Изменить стиль страницы

Стефании с ними не было. В свои семнадцать лет та по уши влюбилась в девятнадцатилетнего Поля Бельмандо, сына своего знаменитого отца Жан-Поля, и хотела во что бы то ни стало провести каникулы только вместе с ним. В свое время Грейс не позволяла Каролине подобных вольностей, однако опыт с Жюно заставил ее пересмотреть свои взгляды. Немного поколебавшись, она отпустила Стефанию вместе с юным Бельмандо в Антигуа. «Она мое необузданное дитя, — говорила Грейс с улыбкой. — Ну почему бы дочери немного не развлечься?»

Лично для себя Грейс запланировала на осень заняться поисками уютного местечка, где она могла бы останавливаться во время приездов в Нью-Йорк (главное, чтобы оно было расположено поблизости от апартаментов Джефри Фитцджеральда).

Терпимость, проявляемая Грейс по отношению к Стефании, имела совершенно противоположный эффект. Когда сия юная барышня в пятницу 10 сентября вернулась с Антигуа, она сочла само собой разумеющимся видеться с Полем Бельмандо сколько ей вздумается. Сейчас модно говорить о родителях, помыкающих своими детьми, однако в случае с младшей дочерью Грейс дело обстояло с точностью до наоборот.

* _Задание 1_
Измените строки записей от строки с "colorbar-swatch [1145, 538, 1160, 550]" до строки с "colorbar-swatch [1145, 325, 1160, 337]" включительно: замените "lat-label" на "latitude-label", остальное оставьте без изменений и выведите только эти строки.
Текст и записи взяты из разных источников.

* _Фрагменты данных_

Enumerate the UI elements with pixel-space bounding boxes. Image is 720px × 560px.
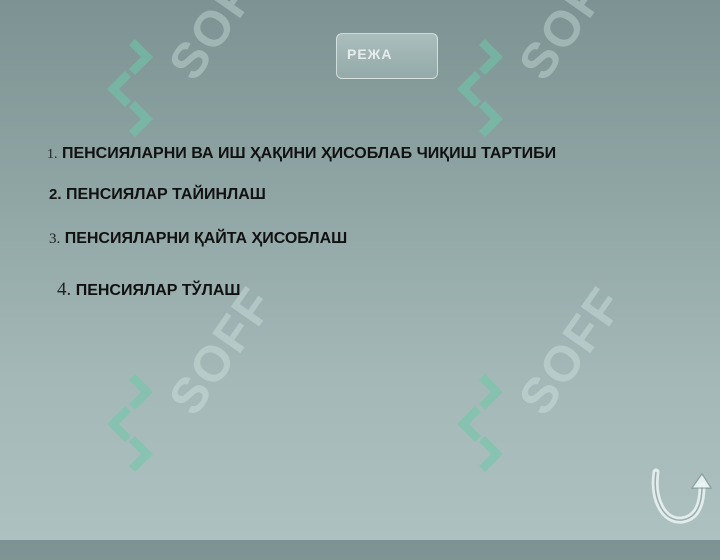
menu-item-number: 3. xyxy=(49,231,61,247)
menu-item-4[interactable]: 4. ПЕНСИЯЛАР ТЎЛАШ xyxy=(57,279,240,301)
watermark: SOFF xyxy=(445,277,675,560)
menu-item-label: ПЕНСИЯЛАР ТЎЛАШ xyxy=(75,282,241,299)
menu-item-label: ПЕНСИЯЛАРНИ ҚАЙТА ҲИСОБЛАШ xyxy=(64,230,348,247)
menu-item-1[interactable]: 1. ПЕНСИЯЛАРНИ ВА ИШ ҲАҚИНИ ҲИСОБЛАБ ЧИҚ… xyxy=(47,145,556,163)
soff-logo-icon xyxy=(457,39,503,137)
soff-logo-icon xyxy=(107,39,153,137)
menu-item-number: 2. xyxy=(49,186,62,203)
menu-item-number: 4. xyxy=(57,279,72,300)
menu-item-label: ПЕНСИЯЛАРНИ ВА ИШ ҲАҚИНИ ҲИСОБЛАБ ЧИҚИШ … xyxy=(61,145,557,162)
soff-logo-icon xyxy=(457,374,503,472)
watermark-text: SOFF xyxy=(507,276,635,425)
menu-item-number: 1. xyxy=(47,147,58,162)
menu-item-2[interactable]: 2. ПЕНСИЯЛАР ТАЙИНЛАШ xyxy=(49,186,266,204)
watermark: SOFF xyxy=(95,277,325,560)
watermark: SOFF xyxy=(445,0,675,225)
menu-item-3[interactable]: 3. ПЕНСИЯЛАРНИ ҚАЙТА ҲИСОБЛАШ xyxy=(49,230,347,248)
curved-arrow-icon[interactable] xyxy=(648,466,714,526)
watermark-text: SOFF xyxy=(507,0,635,90)
watermark-text: SOFF xyxy=(157,0,285,90)
menu-item-label: ПЕНСИЯЛАР ТАЙИНЛАШ xyxy=(65,186,266,203)
soff-logo-icon xyxy=(107,374,153,472)
plan-badge[interactable]: РЕЖА xyxy=(336,33,438,79)
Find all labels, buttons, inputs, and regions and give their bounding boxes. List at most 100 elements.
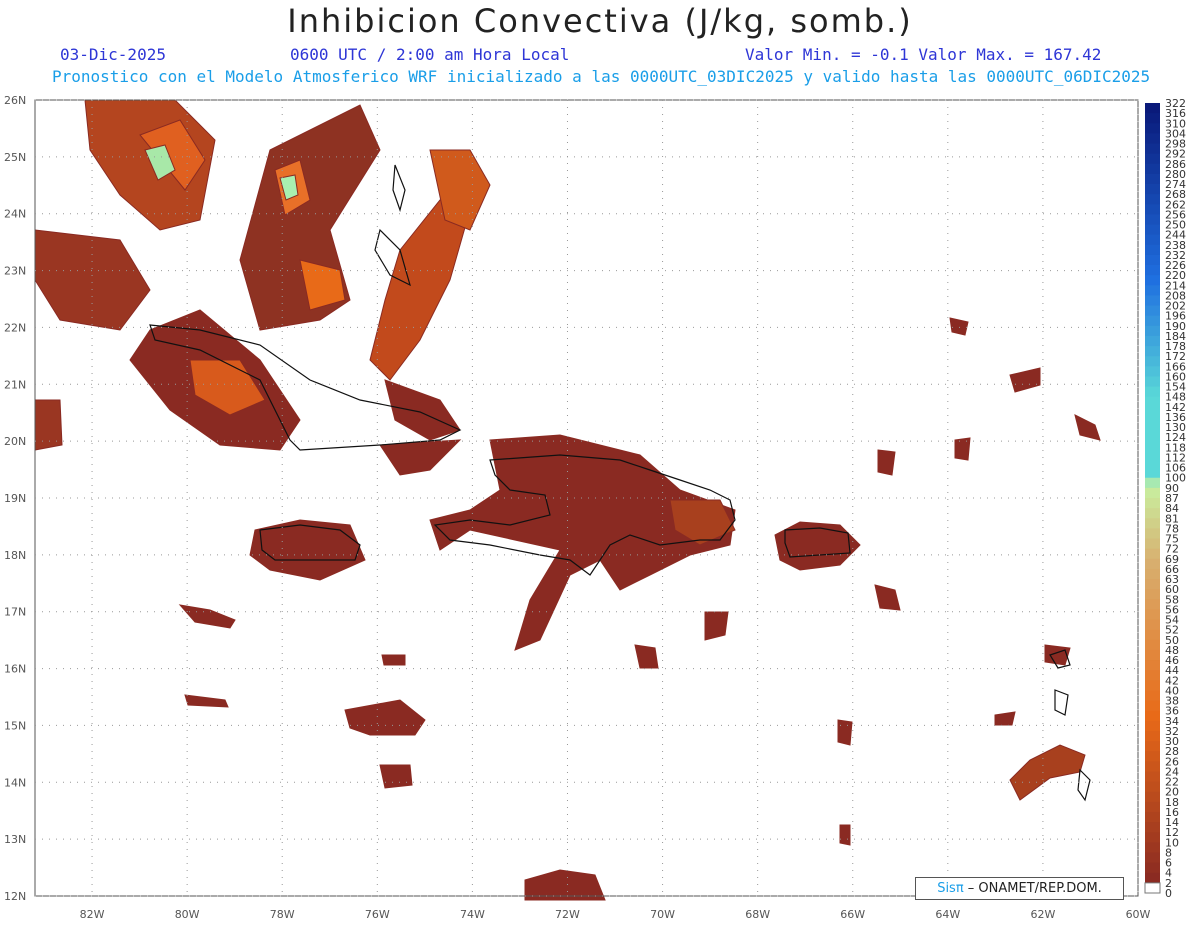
colorbar-swatch [1145, 538, 1160, 550]
lat-label: 16N [4, 663, 26, 676]
colorbar-swatch [1145, 457, 1160, 469]
colorbar-swatch [1145, 103, 1160, 114]
lon-label: 66W [840, 908, 865, 921]
longitude-labels: 82W 80W 78W 76W 74W 72W 70W 68W 66W 64W 62W 60W [80, 908, 1151, 921]
lat-label: 19N [4, 492, 26, 505]
colorbar-swatch [1145, 285, 1160, 296]
colorbar-swatch [1145, 629, 1160, 641]
colorbar-swatch [1145, 396, 1160, 408]
colorbar-swatch [1145, 518, 1160, 529]
colorbar-label: 0 [1165, 887, 1172, 900]
colorbar-swatch [1145, 487, 1160, 499]
lon-label: 70W [650, 908, 675, 921]
colorbar-swatch [1145, 548, 1160, 560]
colorbar-swatch [1145, 325, 1160, 337]
colorbar-swatch [1145, 133, 1160, 145]
colorbar-swatch [1145, 862, 1160, 874]
colorbar-swatch [1145, 761, 1160, 772]
colorbar-swatch [1145, 244, 1160, 256]
colorbar-swatch [1145, 173, 1160, 185]
lat-label: 13N [4, 833, 26, 846]
colorbar-swatch [1145, 690, 1160, 702]
colorbar-swatch [1145, 872, 1160, 884]
credit-box: Sisπ – ONAMET/REP.DOM. [915, 877, 1124, 900]
latitude-labels: 26N 25N 24N 23N 22N 21N 20N 19N 18N 17N 16N 15N 14N 1… [4, 94, 26, 903]
colorbar-swatch [1145, 234, 1160, 246]
colorbar-swatch [1144, 882, 1161, 894]
colorbar-swatch [1145, 670, 1160, 681]
map-figure: 26N 25N 24N 23N 22N 21N 20N 19N 18N 17N 16N 15N 14N 1… [4, 94, 1186, 921]
colorbar-swatch [1145, 194, 1160, 205]
colorbar-swatch [1145, 771, 1160, 783]
colorbar-swatch [1145, 619, 1160, 631]
lat-label: 18N [4, 549, 26, 562]
colorbar-swatch [1145, 609, 1160, 621]
lat-label: 25N [4, 151, 26, 164]
colorbar-swatch [1145, 416, 1160, 428]
colorbar-swatch [1145, 852, 1160, 864]
lat-label: 14N [4, 776, 26, 789]
colorbar-swatch [1145, 447, 1160, 458]
colorbar-swatch [1145, 649, 1160, 661]
lon-label: 82W [80, 908, 105, 921]
colorbar-swatch [1145, 639, 1160, 651]
colorbar-labels: 3223163103042982922862802742682622562502… [1165, 97, 1186, 900]
colorbar-swatch [1145, 660, 1160, 671]
colorbar-swatch [1145, 406, 1160, 418]
colorbar-swatch [1145, 184, 1160, 195]
lon-label: 72W [555, 908, 580, 921]
lon-label: 68W [745, 908, 770, 921]
lat-label: 24N [4, 208, 26, 221]
colorbar-swatch [1145, 477, 1160, 489]
colorbar-swatch [1145, 153, 1160, 165]
lat-label: 21N [4, 378, 26, 391]
lon-label: 74W [460, 908, 485, 921]
colorbar-swatch [1145, 265, 1160, 276]
colorbar-swatch [1145, 123, 1160, 134]
lon-label: 78W [270, 908, 295, 921]
colorbar-swatch [1145, 346, 1160, 357]
colorbar-swatch [1145, 315, 1160, 327]
colorbar-swatch [1145, 801, 1160, 813]
lon-label: 64W [935, 908, 960, 921]
colorbar-swatch [1145, 427, 1160, 438]
lon-label: 62W [1030, 908, 1055, 921]
colorbar-swatch [1145, 730, 1160, 742]
colorbar-swatch [1145, 842, 1160, 853]
colorbar-swatch [1145, 335, 1160, 347]
lat-label: 23N [4, 265, 26, 278]
colorbar-swatch [1145, 295, 1160, 307]
colorbar-swatch [1145, 822, 1160, 833]
colorbar-swatch [1145, 599, 1160, 610]
colorbar-swatch [1145, 568, 1160, 580]
lon-label: 60W [1126, 908, 1151, 921]
colorbar-swatch [1145, 224, 1160, 236]
colorbar-swatch [1145, 386, 1160, 398]
credit-text: – ONAMET/REP.DOM. [963, 881, 1102, 896]
colorbar-swatch [1145, 558, 1160, 570]
lon-label: 80W [175, 908, 200, 921]
colorbar-swatch [1145, 275, 1160, 286]
lat-label: 17N [4, 606, 26, 619]
colorbar-swatch [1145, 163, 1160, 175]
colorbar-swatch [1145, 700, 1160, 712]
colorbar-swatch [1145, 811, 1160, 823]
colorbar-swatch [1145, 751, 1160, 762]
colorbar-swatch [1145, 791, 1160, 803]
colorbar-swatch [1145, 204, 1160, 215]
colorbar-swatch [1145, 832, 1160, 843]
lat-label: 15N [4, 719, 26, 732]
colorbar-swatch [1145, 508, 1160, 519]
lat-label: 12N [4, 890, 26, 903]
colorbar-swatch [1145, 720, 1160, 732]
colorbar-swatch [1145, 528, 1160, 540]
sispi-logo: Sisπ [937, 881, 964, 896]
colorbar-swatch [1145, 680, 1160, 691]
colorbar-swatch [1145, 589, 1160, 600]
lon-label: 76W [365, 908, 390, 921]
colorbar-swatch [1145, 579, 1160, 590]
colorbar-swatch [1145, 356, 1160, 367]
colorbar-swatch [1145, 254, 1160, 266]
colorbar-swatch [1145, 498, 1160, 509]
lat-label: 26N [4, 94, 26, 107]
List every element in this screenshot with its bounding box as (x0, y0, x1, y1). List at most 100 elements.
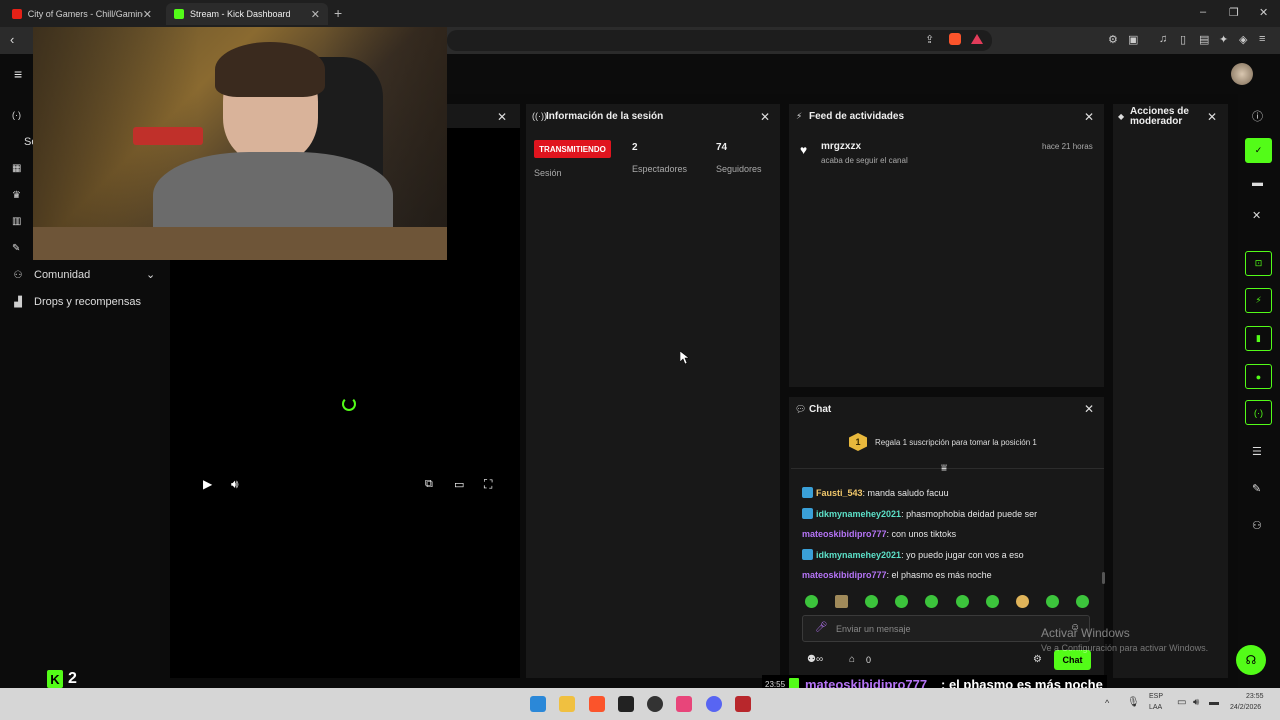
chat-scrollbar[interactable] (1102, 572, 1105, 584)
menu-icon[interactable]: ≡ (1259, 33, 1265, 45)
video-icon[interactable]: ▥ (12, 216, 21, 227)
new-tab-button[interactable]: + (334, 5, 342, 21)
battery-icon[interactable]: ▬ (1209, 697, 1219, 708)
panel-player-toggle[interactable]: ⊡ (1245, 251, 1272, 276)
emote-icon[interactable] (1076, 595, 1089, 608)
chat-username[interactable]: Fausti_543 (816, 488, 863, 498)
gift-sub-text[interactable]: Regala 1 suscripción para tomar la posic… (875, 438, 1037, 447)
lang-layout[interactable]: LAA (1149, 704, 1162, 711)
chat-username[interactable]: mateoskibidipro777 (802, 570, 887, 580)
clock-time[interactable]: 23:55 (1246, 693, 1264, 700)
close-icon[interactable]: ✕ (1252, 209, 1261, 222)
loading-spinner-icon (342, 397, 356, 411)
epic-games-icon[interactable] (618, 696, 634, 712)
community-icon: ⚇ (13, 269, 23, 281)
close-tab-icon[interactable]: ✕ (143, 8, 152, 21)
emote-icon[interactable] (925, 595, 938, 608)
emote-icon[interactable] (986, 595, 999, 608)
tab-title: Stream - Kick Dashboard (190, 9, 291, 19)
close-tab-icon[interactable]: ✕ (311, 8, 320, 21)
voicemeeter-icon[interactable] (735, 696, 751, 712)
hamburger-menu-icon[interactable]: ≡ (14, 66, 22, 82)
check-icon[interactable]: ✓ (1245, 138, 1272, 163)
emote-icon[interactable] (895, 595, 908, 608)
info-icon[interactable]: ⓘ (1252, 108, 1263, 124)
chat-panel-title: Chat (809, 404, 832, 415)
sidebar-item-drops[interactable]: ▟ Drops y recompensas (12, 296, 141, 308)
emote-icon[interactable] (1046, 595, 1059, 608)
stack-icon[interactable]: ☰ (1252, 445, 1262, 458)
chat-settings-icon[interactable]: ⚙ (1033, 654, 1042, 665)
sidebar-toggle-icon[interactable]: ▯ (1180, 33, 1186, 46)
close-chat-panel-icon[interactable]: ✕ (1084, 402, 1094, 416)
close-window-button[interactable]: ✕ (1259, 6, 1268, 19)
chat-username[interactable]: mateoskibidipro777 (802, 529, 887, 539)
restore-button[interactable]: ❐ (1229, 6, 1239, 19)
clock-date[interactable]: 24/2/2026 (1230, 704, 1261, 711)
screenshot-icon[interactable]: ▣ (1128, 33, 1138, 46)
panel-chat-toggle[interactable]: ● (1245, 364, 1272, 389)
chat-input-placeholder[interactable]: Enviar un mensaje (836, 624, 911, 634)
emote-icon[interactable] (805, 595, 818, 608)
users-icon[interactable]: ⚉∞ (807, 654, 823, 665)
pip-icon[interactable]: ⧉ (425, 478, 433, 491)
wallet-icon[interactable]: ▤ (1199, 33, 1209, 46)
file-explorer-icon[interactable] (559, 696, 575, 712)
play-icon[interactable]: ▶ (203, 477, 212, 491)
expand-icon[interactable]: ⩸ (941, 463, 947, 474)
tab-city-of-gamers[interactable]: City of Gamers - Chill/Gaming/St ✕ (4, 3, 160, 25)
leo-ai-icon[interactable]: ✦ (1219, 33, 1228, 46)
analytics-icon[interactable]: ▦ (12, 163, 21, 174)
brave-browser-icon[interactable] (589, 696, 605, 712)
chat-username[interactable]: idkmynamehey2021 (816, 509, 901, 519)
emote-icon[interactable] (1016, 595, 1029, 608)
panel-mod-toggle[interactable]: ▮ (1245, 326, 1272, 351)
minimize-button[interactable]: – (1200, 6, 1206, 18)
trophy-icon[interactable]: ♛ (12, 190, 21, 201)
theater-mode-icon[interactable]: ▭ (454, 478, 464, 491)
layout-icon[interactable]: ▬ (1252, 177, 1263, 189)
community-icon[interactable]: ⚇ (1252, 519, 1262, 532)
microphone-icon[interactable]: 🎤︎ (815, 622, 828, 633)
network-icon[interactable]: ▭ (1177, 697, 1186, 708)
activity-user[interactable]: mrgzxzx (821, 141, 861, 152)
back-icon[interactable]: ‹ (10, 32, 14, 47)
chat-username[interactable]: idkmynamehey2021 (816, 550, 901, 560)
tools-icon[interactable]: ✎ (1252, 482, 1261, 495)
avatar[interactable] (1231, 63, 1253, 85)
panel-session-toggle[interactable]: (·) (1245, 400, 1272, 425)
support-headset-icon[interactable]: ☊ (1236, 645, 1266, 675)
music-icon[interactable]: ♫ (1159, 33, 1167, 45)
emote-icon[interactable] (865, 595, 878, 608)
stream-icon[interactable]: (·) (12, 110, 21, 120)
itunes-icon[interactable] (676, 696, 692, 712)
obs-icon[interactable] (647, 696, 663, 712)
emote-icon[interactable] (835, 595, 848, 608)
discord-icon[interactable] (706, 696, 722, 712)
extensions-icon[interactable]: ⚙ (1108, 33, 1118, 46)
address-bar[interactable] (447, 30, 992, 51)
tray-chevron-icon[interactable]: ^ (1105, 698, 1109, 708)
lang-code[interactable]: ESP (1149, 693, 1163, 700)
tab-kick-dashboard[interactable]: Stream - Kick Dashboard ✕ (166, 3, 328, 25)
chevron-down-icon[interactable]: ⌄ (146, 268, 155, 281)
emote-icon[interactable] (956, 595, 969, 608)
fullscreen-icon[interactable]: ⛶ (484, 477, 492, 492)
volume-icon[interactable]: 🔊︎ (231, 477, 239, 492)
close-session-panel-icon[interactable]: ✕ (760, 110, 770, 124)
wrench-icon[interactable]: ✎ (12, 243, 20, 254)
close-player-panel-icon[interactable]: ✕ (497, 110, 507, 124)
start-icon[interactable] (530, 696, 546, 712)
brave-shields-icon[interactable] (949, 33, 961, 45)
sidebar-item-comunidad[interactable]: ⚇ Comunidad (12, 269, 91, 281)
panel-activity-toggle[interactable]: ⚡︎ (1245, 288, 1272, 313)
volume-tray-icon[interactable]: 🔊︎ (1193, 697, 1199, 708)
vpn-icon[interactable]: ◈ (1239, 33, 1247, 46)
store-icon[interactable]: ⌂ (849, 654, 855, 665)
brave-rewards-icon[interactable] (971, 34, 983, 44)
send-chat-button[interactable]: Chat (1054, 650, 1091, 670)
tray-mic-icon[interactable]: 🎙︎ (1127, 697, 1140, 708)
close-mod-panel-icon[interactable]: ✕ (1207, 110, 1217, 124)
share-icon[interactable]: ⇪ (925, 33, 934, 46)
close-activity-panel-icon[interactable]: ✕ (1084, 110, 1094, 124)
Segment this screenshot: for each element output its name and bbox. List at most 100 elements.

* _Задание 2_
Перечислите всех людей, которые названы по имени во фрагменте документа.

* _Результат 1_
colorbar-swatch [1145, 538, 1160, 550]
latitude-label: 16N [4, 663, 26, 676]
colorbar-swatch [1145, 457, 1160, 469]
colorbar-swatch [1145, 103, 1160, 114]
lon-label: 66W [840, 908, 865, 921]
longitude-labels: 82W 80W 78W 76W 74W 72W 70W 68W 66W 64W 62W 60W [80, 908, 1151, 921]
latitude-label: 19N [4, 492, 26, 505]
colorbar-swatch [1145, 285, 1160, 296]
colorbar-swatch [1145, 629, 1160, 641]
colorbar-swatch [1145, 396, 1160, 408]
colorbar-swatch [1145, 518, 1160, 529]
colorbar-label: 0 [1165, 887, 1172, 900]
colorbar-swatch [1145, 487, 1160, 499]
lon-label: 70W [650, 908, 675, 921]
colorbar-swatch [1145, 548, 1160, 560]
colorbar-swatch [1145, 325, 1160, 337]

* _Результат 2_
Стефания, Поль Бельмандо, Жан-Поль, Грейс, Каролина, Жюно, Джефри Фитцджеральд.